**Goal of the exercise**
Could you transcribe the material below exactly, without leaving out a single line?

**Data supplied**
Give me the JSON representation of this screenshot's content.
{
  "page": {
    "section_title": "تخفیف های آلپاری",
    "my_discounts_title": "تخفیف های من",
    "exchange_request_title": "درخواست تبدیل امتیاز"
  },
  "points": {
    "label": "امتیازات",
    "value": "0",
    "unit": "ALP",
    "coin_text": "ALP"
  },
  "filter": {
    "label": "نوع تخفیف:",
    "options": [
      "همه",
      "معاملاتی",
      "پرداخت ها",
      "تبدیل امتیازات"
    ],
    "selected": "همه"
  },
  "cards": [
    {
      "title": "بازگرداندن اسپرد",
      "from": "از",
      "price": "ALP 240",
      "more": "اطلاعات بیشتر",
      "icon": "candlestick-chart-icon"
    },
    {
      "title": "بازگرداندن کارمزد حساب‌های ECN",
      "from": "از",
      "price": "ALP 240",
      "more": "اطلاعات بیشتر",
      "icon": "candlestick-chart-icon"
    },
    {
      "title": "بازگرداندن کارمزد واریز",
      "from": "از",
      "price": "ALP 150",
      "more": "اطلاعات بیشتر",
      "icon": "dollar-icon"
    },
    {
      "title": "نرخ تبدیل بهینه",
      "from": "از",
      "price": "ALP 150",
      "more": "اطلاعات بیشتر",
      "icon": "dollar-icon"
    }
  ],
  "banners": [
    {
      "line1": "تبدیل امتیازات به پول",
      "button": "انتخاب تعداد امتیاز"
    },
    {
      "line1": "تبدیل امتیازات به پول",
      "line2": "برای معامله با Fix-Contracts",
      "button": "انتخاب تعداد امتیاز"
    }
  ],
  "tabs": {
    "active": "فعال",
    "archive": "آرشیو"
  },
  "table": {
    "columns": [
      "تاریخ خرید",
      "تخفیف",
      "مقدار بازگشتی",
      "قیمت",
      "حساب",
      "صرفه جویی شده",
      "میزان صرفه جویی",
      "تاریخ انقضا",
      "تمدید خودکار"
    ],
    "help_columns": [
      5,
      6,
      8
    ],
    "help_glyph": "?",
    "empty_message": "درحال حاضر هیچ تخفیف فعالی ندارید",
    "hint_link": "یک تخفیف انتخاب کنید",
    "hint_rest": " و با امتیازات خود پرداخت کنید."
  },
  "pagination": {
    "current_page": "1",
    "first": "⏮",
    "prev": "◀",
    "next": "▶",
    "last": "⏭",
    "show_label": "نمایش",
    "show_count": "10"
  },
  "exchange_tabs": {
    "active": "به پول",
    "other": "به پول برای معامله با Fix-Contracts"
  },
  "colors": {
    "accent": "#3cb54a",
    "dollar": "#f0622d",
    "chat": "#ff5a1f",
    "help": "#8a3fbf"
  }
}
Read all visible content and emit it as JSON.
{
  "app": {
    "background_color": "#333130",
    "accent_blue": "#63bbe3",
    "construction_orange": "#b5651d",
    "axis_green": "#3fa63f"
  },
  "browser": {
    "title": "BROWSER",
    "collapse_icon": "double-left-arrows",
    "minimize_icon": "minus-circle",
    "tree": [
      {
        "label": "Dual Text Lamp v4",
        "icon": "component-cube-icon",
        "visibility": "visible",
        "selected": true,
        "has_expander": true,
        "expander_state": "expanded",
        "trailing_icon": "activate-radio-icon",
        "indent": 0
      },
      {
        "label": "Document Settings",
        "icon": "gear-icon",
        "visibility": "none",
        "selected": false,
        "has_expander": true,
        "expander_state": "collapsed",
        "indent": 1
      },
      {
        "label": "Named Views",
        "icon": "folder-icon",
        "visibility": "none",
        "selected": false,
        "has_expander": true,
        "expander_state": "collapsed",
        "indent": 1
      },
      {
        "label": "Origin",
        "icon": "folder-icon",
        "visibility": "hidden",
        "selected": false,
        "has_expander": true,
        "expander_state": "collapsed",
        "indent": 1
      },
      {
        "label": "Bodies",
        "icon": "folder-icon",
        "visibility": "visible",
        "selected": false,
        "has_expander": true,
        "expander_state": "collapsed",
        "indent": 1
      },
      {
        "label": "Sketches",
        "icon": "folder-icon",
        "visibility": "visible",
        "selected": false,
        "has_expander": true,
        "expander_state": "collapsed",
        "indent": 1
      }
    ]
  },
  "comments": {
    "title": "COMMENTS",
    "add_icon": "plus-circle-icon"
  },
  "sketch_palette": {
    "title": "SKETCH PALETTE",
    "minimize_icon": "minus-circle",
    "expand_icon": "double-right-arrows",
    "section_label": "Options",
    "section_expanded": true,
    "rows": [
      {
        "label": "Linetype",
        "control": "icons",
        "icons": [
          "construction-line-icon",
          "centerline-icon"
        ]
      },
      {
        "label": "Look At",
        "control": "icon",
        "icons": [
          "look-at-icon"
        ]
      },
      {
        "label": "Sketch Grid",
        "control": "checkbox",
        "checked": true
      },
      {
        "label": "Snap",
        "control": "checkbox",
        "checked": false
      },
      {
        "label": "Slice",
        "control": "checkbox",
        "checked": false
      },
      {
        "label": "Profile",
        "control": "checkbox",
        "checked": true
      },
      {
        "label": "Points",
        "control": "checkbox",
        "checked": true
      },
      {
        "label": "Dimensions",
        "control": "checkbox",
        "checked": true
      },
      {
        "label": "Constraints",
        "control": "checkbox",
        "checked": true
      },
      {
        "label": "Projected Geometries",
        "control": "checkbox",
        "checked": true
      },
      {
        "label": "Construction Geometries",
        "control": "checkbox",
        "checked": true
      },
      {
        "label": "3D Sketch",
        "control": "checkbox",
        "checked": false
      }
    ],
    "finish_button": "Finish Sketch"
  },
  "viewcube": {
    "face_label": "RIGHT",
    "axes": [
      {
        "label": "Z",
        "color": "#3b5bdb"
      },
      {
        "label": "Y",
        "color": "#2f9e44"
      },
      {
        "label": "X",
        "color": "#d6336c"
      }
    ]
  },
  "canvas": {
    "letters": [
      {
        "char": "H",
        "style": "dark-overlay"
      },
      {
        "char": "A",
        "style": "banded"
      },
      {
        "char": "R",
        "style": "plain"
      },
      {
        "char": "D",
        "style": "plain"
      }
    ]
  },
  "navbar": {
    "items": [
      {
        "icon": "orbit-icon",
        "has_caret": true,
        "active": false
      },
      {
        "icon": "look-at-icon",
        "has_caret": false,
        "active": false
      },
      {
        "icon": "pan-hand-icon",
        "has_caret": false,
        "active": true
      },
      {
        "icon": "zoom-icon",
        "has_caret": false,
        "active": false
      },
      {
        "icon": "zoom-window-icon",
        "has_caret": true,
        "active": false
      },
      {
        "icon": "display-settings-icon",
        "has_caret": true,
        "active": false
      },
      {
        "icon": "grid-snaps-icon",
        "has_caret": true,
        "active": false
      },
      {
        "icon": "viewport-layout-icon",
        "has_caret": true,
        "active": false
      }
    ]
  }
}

**Solution to the exercise**
Give me the JSON representation of this screenshot's content.
{
  "page": {
    "section_title": "تخفیف های آلپاری",
    "my_discounts_title": "تخفیف های من",
    "exchange_request_title": "درخواست تبدیل امتیاز"
  },
  "points": {
    "label": "امتیازات",
    "value": "0",
    "unit": "ALP",
    "coin_text": "ALP"
  },
  "filter": {
    "label": "نوع تخفیف:",
    "options": [
      "همه",
      "معاملاتی",
      "پرداخت ها",
      "تبدیل امتیازات"
    ],
    "selected": "همه"
  },
  "cards": [
    {
      "title": "بازگرداندن اسپرد",
      "from": "از",
      "price": "ALP 240",
      "more": "اطلاعات بیشتر",
      "icon": "candlestick-chart-icon"
    },
    {
      "title": "بازگرداندن کارمزد حساب‌های ECN",
      "from": "از",
      "price": "ALP 240",
      "more": "اطلاعات بیشتر",
      "icon": "candlestick-chart-icon"
    },
    {
      "title": "بازگرداندن کارمزد واریز",
      "from": "از",
      "price": "ALP 150",
      "more": "اطلاعات بیشتر",
      "icon": "dollar-icon"
    },
    {
      "title": "نرخ تبدیل بهینه",
      "from": "از",
      "price": "ALP 150",
      "more": "اطلاعات بیشتر",
      "icon": "dollar-icon"
    }
  ],
  "banners": [
    {
      "line1": "تبدیل امتیازات به پول",
      "button": "انتخاب تعداد امتیاز"
    },
    {
      "line1": "تبدیل امتیازات به پول",
      "line2": "برای معامله با Fix-Contracts",
      "button": "انتخاب تعداد امتیاز"
    }
  ],
  "tabs": {
    "active": "فعال",
    "archive": "آرشیو"
  },
  "table": {
    "columns": [
      "تاریخ خرید",
      "تخفیف",
      "مقدار بازگشتی",
      "قیمت",
      "حساب",
      "صرفه جویی شده",
      "میزان صرفه جویی",
      "تاریخ انقضا",
      "تمدید خودکار"
    ],
    "help_columns": [
      5,
      6,
      8
    ],
    "help_glyph": "?",
    "empty_message": "درحال حاضر هیچ تخفیف فعالی ندارید",
    "hint_link": "یک تخفیف انتخاب کنید",
    "hint_rest": " و با امتیازات خود پرداخت کنید."
  },
  "pagination": {
    "current_page": "1",
    "first": "⏮",
    "prev": "◀",
    "next": "▶",
    "last": "⏭",
    "show_label": "نمایش",
    "show_count": "10"
  },
  "exchange_tabs": {
    "active": "به پول",
    "other": "به پول برای معامله با Fix-Contracts"
  },
  "colors": {
    "accent": "#3cb54a",
    "dollar": "#f0622d",
    "chat": "#ff5a1f",
    "help": "#8a3fbf"
  }
}
Read all visible content and emit it as JSON.
{
  "app": {
    "background_color": "#333130",
    "accent_blue": "#63bbe3",
    "construction_orange": "#b5651d",
    "axis_green": "#3fa63f"
  },
  "browser": {
    "title": "BROWSER",
    "collapse_icon": "double-left-arrows",
    "minimize_icon": "minus-circle",
    "tree": [
      {
        "label": "Dual Text Lamp v4",
        "icon": "component-cube-icon",
        "visibility": "visible",
        "selected": true,
        "has_expander": true,
        "expander_state": "expanded",
        "trailing_icon": "activate-radio-icon",
        "indent": 0
      },
      {
        "label": "Document Settings",
        "icon": "gear-icon",
        "visibility": "none",
        "selected": false,
        "has_expander": true,
        "expander_state": "collapsed",
        "indent": 1
      },
      {
        "label": "Named Views",
        "icon": "folder-icon",
        "visibility": "none",
        "selected": false,
        "has_expander": true,
        "expander_state": "collapsed",
        "indent": 1
      },
      {
        "label": "Origin",
        "icon": "folder-icon",
        "visibility": "hidden",
        "selected": false,
        "has_expander": true,
        "expander_state": "collapsed",
        "indent": 1
      },
      {
        "label": "Bodies",
        "icon": "folder-icon",
        "visibility": "visible",
        "selected": false,
        "has_expander": true,
        "expander_state": "collapsed",
        "indent": 1
      },
      {
        "label": "Sketches",
        "icon": "folder-icon",
        "visibility": "visible",
        "selected": false,
        "has_expander": true,
        "expander_state": "collapsed",
        "indent": 1
      }
    ]
  },
  "comments": {
    "title": "COMMENTS",
    "add_icon": "plus-circle-icon"
  },
  "sketch_palette": {
    "title": "SKETCH PALETTE",
    "minimize_icon": "minus-circle",
    "expand_icon": "double-right-arrows",
    "section_label": "Options",
    "section_expanded": true,
    "rows": [
      {
        "label": "Linetype",
        "control": "icons",
        "icons": [
          "construction-line-icon",
          "centerline-icon"
        ]
      },
      {
        "label": "Look At",
        "control": "icon",
        "icons": [
          "look-at-icon"
        ]
      },
      {
        "label": "Sketch Grid",
        "control": "checkbox",
        "checked": true
      },
      {
        "label": "Snap",
        "control": "checkbox",
        "checked": false
      },
      {
        "label": "Slice",
        "control": "checkbox",
        "checked": false
      },
      {
        "label": "Profile",
        "control": "checkbox",
        "checked": true
      },
      {
        "label": "Points",
        "control": "checkbox",
        "checked": true
      },
      {
        "label": "Dimensions",
        "control": "checkbox",
        "checked": true
      },
      {
        "label": "Constraints",
        "control": "checkbox",
        "checked": true
      },
      {
        "label": "Projected Geometries",
        "control": "checkbox",
        "checked": true
      },
      {
        "label": "Construction Geometries",
        "control": "checkbox",
        "checked": true
      },
      {
        "label": "3D Sketch",
        "control": "checkbox",
        "checked": false
      }
    ],
    "finish_button": "Finish Sketch"
  },
  "viewcube": {
    "face_label": "RIGHT",
    "axes": [
      {
        "label": "Z",
        "color": "#3b5bdb"
      },
      {
        "label": "Y",
        "color": "#2f9e44"
      },
      {
        "label": "X",
        "color": "#d6336c"
      }
    ]
  },
  "canvas": {
    "letters": [
      {
        "char": "H",
        "style": "dark-overlay"
      },
      {
        "char": "A",
        "style": "banded"
      },
      {
        "char": "R",
        "style": "plain"
      },
      {
        "char": "D",
        "style": "plain"
      }
    ]
  },
  "navbar": {
    "items": [
      {
        "icon": "orbit-icon",
        "has_caret": true,
        "active": false
      },
      {
        "icon": "look-at-icon",
        "has_caret": false,
        "active": false
      },
      {
        "icon": "pan-hand-icon",
        "has_caret": false,
        "active": true
      },
      {
        "icon": "zoom-icon",
        "has_caret": false,
        "active": false
      },
      {
        "icon": "zoom-window-icon",
        "has_caret": true,
        "active": false
      },
      {
        "icon": "display-settings-icon",
        "has_caret": true,
        "active": false
      },
      {
        "icon": "grid-snaps-icon",
        "has_caret": true,
        "active": false
      },
      {
        "icon": "viewport-layout-icon",
        "has_caret": true,
        "active": false
      }
    ]
  }
}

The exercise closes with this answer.